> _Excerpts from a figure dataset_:
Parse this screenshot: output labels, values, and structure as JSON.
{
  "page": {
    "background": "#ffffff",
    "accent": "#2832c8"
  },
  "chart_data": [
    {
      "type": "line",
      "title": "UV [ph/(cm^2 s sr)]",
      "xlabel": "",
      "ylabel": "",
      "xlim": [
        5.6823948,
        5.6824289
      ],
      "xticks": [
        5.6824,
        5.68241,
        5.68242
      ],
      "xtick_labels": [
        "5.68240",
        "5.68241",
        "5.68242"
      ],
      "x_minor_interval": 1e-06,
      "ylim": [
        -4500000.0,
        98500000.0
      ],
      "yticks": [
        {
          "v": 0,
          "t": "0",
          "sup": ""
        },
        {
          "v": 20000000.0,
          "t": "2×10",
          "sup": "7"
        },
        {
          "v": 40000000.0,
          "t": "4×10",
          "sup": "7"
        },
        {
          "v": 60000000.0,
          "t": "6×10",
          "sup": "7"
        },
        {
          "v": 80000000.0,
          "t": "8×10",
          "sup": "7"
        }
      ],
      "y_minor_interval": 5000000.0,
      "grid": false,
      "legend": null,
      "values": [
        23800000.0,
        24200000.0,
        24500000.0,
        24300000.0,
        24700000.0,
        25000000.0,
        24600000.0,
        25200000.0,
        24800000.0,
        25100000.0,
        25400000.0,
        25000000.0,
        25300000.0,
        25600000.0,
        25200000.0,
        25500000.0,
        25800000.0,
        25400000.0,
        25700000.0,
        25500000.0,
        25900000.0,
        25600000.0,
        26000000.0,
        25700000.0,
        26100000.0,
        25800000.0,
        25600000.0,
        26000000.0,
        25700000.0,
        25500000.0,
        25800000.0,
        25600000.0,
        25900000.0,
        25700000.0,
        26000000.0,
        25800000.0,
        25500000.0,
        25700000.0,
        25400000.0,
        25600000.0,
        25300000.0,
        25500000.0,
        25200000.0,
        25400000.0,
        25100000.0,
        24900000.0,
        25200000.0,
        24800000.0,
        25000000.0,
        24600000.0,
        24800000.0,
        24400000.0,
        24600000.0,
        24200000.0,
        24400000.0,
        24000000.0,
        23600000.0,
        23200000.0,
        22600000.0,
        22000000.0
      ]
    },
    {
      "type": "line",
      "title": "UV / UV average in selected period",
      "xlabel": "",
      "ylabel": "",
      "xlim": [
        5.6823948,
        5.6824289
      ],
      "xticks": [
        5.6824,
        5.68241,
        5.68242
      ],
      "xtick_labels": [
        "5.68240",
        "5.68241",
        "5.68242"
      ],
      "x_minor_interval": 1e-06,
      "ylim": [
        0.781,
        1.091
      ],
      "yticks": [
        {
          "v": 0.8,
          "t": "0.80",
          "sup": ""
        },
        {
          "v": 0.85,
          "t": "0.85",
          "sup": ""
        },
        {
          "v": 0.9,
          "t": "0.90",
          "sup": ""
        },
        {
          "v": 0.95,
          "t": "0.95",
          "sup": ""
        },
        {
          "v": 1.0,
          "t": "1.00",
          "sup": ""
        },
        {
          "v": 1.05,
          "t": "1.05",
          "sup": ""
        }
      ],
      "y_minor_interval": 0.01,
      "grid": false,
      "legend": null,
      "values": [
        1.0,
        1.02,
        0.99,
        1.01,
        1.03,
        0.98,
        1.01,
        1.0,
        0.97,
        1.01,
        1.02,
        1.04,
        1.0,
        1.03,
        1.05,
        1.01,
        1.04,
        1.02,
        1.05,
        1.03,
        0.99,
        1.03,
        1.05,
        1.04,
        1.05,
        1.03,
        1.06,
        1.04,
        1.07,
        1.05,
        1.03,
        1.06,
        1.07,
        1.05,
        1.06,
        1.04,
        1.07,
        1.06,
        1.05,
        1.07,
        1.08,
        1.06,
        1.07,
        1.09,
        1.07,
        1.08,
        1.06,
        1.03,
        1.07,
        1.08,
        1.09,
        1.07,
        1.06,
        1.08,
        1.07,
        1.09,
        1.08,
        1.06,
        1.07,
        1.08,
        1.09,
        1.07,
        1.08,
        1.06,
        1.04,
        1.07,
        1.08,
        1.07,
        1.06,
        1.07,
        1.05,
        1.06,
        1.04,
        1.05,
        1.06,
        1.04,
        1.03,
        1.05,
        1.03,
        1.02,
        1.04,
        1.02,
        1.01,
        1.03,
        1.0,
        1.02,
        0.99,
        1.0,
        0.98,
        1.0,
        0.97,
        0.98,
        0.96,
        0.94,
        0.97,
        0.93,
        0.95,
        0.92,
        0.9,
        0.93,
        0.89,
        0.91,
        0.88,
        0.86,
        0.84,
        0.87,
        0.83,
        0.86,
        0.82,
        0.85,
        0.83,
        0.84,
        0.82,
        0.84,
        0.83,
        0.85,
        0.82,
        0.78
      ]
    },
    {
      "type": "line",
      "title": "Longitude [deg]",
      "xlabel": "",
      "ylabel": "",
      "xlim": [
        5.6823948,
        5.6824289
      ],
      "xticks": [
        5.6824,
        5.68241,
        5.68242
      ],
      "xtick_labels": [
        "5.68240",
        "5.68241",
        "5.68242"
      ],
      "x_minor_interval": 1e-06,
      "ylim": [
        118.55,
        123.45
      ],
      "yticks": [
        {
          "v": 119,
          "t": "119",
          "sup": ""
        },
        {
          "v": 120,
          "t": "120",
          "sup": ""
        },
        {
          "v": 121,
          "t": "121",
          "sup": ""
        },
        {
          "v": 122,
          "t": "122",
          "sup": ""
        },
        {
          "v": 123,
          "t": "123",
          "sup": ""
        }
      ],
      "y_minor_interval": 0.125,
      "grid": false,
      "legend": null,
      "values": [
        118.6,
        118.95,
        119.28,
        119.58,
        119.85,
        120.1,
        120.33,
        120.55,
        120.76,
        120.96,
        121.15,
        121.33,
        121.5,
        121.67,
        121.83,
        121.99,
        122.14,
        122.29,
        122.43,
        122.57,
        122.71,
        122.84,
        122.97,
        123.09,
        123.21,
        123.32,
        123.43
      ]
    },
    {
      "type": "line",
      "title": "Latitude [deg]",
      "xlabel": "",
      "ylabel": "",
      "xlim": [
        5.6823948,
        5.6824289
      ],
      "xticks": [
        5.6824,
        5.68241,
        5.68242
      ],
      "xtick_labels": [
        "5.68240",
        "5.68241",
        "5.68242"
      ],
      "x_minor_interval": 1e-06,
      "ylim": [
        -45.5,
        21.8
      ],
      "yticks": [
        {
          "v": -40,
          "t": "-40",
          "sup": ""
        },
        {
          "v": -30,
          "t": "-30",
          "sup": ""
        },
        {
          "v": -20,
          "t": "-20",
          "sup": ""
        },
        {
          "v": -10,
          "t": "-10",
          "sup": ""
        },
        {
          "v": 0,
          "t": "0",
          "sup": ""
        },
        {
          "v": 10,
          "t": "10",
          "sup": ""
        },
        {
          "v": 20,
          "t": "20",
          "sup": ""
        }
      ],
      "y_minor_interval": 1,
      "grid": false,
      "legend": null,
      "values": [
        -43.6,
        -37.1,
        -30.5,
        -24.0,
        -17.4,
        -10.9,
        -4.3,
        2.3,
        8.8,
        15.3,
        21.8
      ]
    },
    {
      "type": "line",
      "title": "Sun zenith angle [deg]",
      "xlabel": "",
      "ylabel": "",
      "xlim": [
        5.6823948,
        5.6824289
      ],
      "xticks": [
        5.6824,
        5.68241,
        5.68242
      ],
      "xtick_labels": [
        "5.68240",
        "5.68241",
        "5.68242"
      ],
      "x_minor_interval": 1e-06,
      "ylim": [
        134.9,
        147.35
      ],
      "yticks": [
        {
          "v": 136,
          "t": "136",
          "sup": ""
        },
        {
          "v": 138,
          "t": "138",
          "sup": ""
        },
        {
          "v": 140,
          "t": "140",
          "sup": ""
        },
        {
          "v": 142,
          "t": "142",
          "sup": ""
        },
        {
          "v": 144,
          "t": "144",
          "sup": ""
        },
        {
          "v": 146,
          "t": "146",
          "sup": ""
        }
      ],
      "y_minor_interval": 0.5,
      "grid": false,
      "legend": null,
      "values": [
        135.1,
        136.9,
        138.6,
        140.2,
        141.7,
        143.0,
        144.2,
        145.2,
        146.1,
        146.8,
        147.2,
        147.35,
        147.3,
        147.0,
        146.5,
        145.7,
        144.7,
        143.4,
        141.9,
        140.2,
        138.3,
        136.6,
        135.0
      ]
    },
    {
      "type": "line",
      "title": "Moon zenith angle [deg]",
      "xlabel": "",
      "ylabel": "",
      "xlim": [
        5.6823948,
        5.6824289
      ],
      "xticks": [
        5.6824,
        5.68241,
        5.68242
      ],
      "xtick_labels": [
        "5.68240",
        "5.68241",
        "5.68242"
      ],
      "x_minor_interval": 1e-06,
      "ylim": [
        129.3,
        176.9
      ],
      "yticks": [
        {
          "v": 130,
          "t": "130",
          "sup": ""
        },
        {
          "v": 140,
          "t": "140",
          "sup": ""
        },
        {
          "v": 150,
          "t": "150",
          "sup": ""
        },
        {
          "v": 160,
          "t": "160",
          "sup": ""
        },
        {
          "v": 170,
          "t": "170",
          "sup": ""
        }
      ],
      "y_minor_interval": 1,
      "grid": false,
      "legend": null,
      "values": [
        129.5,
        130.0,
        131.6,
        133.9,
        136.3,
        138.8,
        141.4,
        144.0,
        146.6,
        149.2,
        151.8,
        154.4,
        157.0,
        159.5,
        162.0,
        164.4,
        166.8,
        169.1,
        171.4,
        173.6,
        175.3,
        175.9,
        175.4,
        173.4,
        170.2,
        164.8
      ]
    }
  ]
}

> _Written request_: Gather all the lines that include the word "title" and copy them out.

> _Written response_:
      "title": "UV [ph/(cm^2 s sr)]",
      "title": "UV / UV average in selected period",
      "title": "Longitude [deg]",
      "title": "Latitude [deg]",
      "title": "Sun zenith angle [deg]",
      "title": "Moon zenith angle [deg]",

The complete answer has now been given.